*WHAT THE TASK ASKS*: Your task is to quote the material that follows, in full and exactly.

*RECORDS SHOWN*:
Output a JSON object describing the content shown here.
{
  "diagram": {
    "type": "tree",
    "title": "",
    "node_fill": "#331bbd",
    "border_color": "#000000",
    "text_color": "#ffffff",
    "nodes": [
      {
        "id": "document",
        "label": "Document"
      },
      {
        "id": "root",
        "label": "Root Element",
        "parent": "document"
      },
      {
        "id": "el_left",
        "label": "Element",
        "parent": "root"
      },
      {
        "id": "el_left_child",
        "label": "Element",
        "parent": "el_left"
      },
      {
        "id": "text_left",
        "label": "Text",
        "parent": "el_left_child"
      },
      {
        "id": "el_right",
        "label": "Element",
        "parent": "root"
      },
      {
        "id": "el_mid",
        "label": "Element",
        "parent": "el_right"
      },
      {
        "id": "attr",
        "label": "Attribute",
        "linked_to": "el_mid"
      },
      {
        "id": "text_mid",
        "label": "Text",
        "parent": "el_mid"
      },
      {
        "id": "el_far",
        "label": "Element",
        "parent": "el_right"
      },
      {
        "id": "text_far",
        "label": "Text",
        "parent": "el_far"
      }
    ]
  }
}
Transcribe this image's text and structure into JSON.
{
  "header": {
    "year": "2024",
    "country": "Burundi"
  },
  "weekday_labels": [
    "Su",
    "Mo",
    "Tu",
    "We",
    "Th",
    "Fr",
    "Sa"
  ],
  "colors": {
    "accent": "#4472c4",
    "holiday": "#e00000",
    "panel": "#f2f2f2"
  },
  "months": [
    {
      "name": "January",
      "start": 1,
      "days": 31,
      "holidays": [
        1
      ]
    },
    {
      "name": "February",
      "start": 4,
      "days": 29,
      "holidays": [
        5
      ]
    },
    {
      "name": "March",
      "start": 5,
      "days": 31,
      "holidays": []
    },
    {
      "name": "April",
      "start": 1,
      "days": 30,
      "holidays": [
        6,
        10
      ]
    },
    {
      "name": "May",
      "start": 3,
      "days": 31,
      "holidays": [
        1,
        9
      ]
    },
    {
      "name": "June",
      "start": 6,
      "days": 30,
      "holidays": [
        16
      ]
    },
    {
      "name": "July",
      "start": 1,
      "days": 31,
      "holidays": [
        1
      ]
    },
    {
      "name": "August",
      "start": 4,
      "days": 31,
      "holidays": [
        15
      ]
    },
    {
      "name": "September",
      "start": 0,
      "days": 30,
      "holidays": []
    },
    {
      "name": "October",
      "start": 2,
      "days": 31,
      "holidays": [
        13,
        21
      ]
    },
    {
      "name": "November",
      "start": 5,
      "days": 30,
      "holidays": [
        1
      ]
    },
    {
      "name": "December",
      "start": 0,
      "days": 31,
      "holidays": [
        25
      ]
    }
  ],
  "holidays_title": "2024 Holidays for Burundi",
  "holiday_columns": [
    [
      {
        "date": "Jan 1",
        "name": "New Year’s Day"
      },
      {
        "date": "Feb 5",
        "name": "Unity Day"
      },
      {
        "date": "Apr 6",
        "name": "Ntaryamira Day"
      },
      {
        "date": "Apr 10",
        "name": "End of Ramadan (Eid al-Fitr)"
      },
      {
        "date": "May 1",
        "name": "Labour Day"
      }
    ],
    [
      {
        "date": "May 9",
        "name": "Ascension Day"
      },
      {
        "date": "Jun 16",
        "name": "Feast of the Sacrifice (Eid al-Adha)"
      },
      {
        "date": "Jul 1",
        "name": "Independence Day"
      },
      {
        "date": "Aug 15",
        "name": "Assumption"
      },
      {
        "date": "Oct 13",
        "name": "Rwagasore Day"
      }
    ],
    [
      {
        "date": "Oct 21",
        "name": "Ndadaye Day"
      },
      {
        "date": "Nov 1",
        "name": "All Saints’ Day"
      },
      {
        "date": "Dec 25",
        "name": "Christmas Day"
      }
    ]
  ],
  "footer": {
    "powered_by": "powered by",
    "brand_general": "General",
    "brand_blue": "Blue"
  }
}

*ANSWER*:
Output a JSON object describing the content shown here.
{
  "diagram": {
    "type": "tree",
    "title": "",
    "node_fill": "#331bbd",
    "border_color": "#000000",
    "text_color": "#ffffff",
    "nodes": [
      {
        "id": "document",
        "label": "Document"
      },
      {
        "id": "root",
        "label": "Root Element",
        "parent": "document"
      },
      {
        "id": "el_left",
        "label": "Element",
        "parent": "root"
      },
      {
        "id": "el_left_child",
        "label": "Element",
        "parent": "el_left"
      },
      {
        "id": "text_left",
        "label": "Text",
        "parent": "el_left_child"
      },
      {
        "id": "el_right",
        "label": "Element",
        "parent": "root"
      },
      {
        "id": "el_mid",
        "label": "Element",
        "parent": "el_right"
      },
      {
        "id": "attr",
        "label": "Attribute",
        "linked_to": "el_mid"
      },
      {
        "id": "text_mid",
        "label": "Text",
        "parent": "el_mid"
      },
      {
        "id": "el_far",
        "label": "Element",
        "parent": "el_right"
      },
      {
        "id": "text_far",
        "label": "Text",
        "parent": "el_far"
      }
    ]
  }
}
Transcribe this image's text and structure into JSON.
{
  "header": {
    "year": "2024",
    "country": "Burundi"
  },
  "weekday_labels": [
    "Su",
    "Mo",
    "Tu",
    "We",
    "Th",
    "Fr",
    "Sa"
  ],
  "colors": {
    "accent": "#4472c4",
    "holiday": "#e00000",
    "panel": "#f2f2f2"
  },
  "months": [
    {
      "name": "January",
      "start": 1,
      "days": 31,
      "holidays": [
        1
      ]
    },
    {
      "name": "February",
      "start": 4,
      "days": 29,
      "holidays": [
        5
      ]
    },
    {
      "name": "March",
      "start": 5,
      "days": 31,
      "holidays": []
    },
    {
      "name": "April",
      "start": 1,
      "days": 30,
      "holidays": [
        6,
        10
      ]
    },
    {
      "name": "May",
      "start": 3,
      "days": 31,
      "holidays": [
        1,
        9
      ]
    },
    {
      "name": "June",
      "start": 6,
      "days": 30,
      "holidays": [
        16
      ]
    },
    {
      "name": "July",
      "start": 1,
      "days": 31,
      "holidays": [
        1
      ]
    },
    {
      "name": "August",
      "start": 4,
      "days": 31,
      "holidays": [
        15
      ]
    },
    {
      "name": "September",
      "start": 0,
      "days": 30,
      "holidays": []
    },
    {
      "name": "October",
      "start": 2,
      "days": 31,
      "holidays": [
        13,
        21
      ]
    },
    {
      "name": "November",
      "start": 5,
      "days": 30,
      "holidays": [
        1
      ]
    },
    {
      "name": "December",
      "start": 0,
      "days": 31,
      "holidays": [
        25
      ]
    }
  ],
  "holidays_title": "2024 Holidays for Burundi",
  "holiday_columns": [
    [
      {
        "date": "Jan 1",
        "name": "New Year’s Day"
      },
      {
        "date": "Feb 5",
        "name": "Unity Day"
      },
      {
        "date": "Apr 6",
        "name": "Ntaryamira Day"
      },
      {
        "date": "Apr 10",
        "name": "End of Ramadan (Eid al-Fitr)"
      },
      {
        "date": "May 1",
        "name": "Labour Day"
      }
    ],
    [
      {
        "date": "May 9",
        "name": "Ascension Day"
      },
      {
        "date": "Jun 16",
        "name": "Feast of the Sacrifice (Eid al-Adha)"
      },
      {
        "date": "Jul 1",
        "name": "Independence Day"
      },
      {
        "date": "Aug 15",
        "name": "Assumption"
      },
      {
        "date": "Oct 13",
        "name": "Rwagasore Day"
      }
    ],
    [
      {
        "date": "Oct 21",
        "name": "Ndadaye Day"
      },
      {
        "date": "Nov 1",
        "name": "All Saints’ Day"
      },
      {
        "date": "Dec 25",
        "name": "Christmas Day"
      }
    ]
  ],
  "footer": {
    "powered_by": "powered by",
    "brand_general": "General",
    "brand_blue": "Blue"
  }
}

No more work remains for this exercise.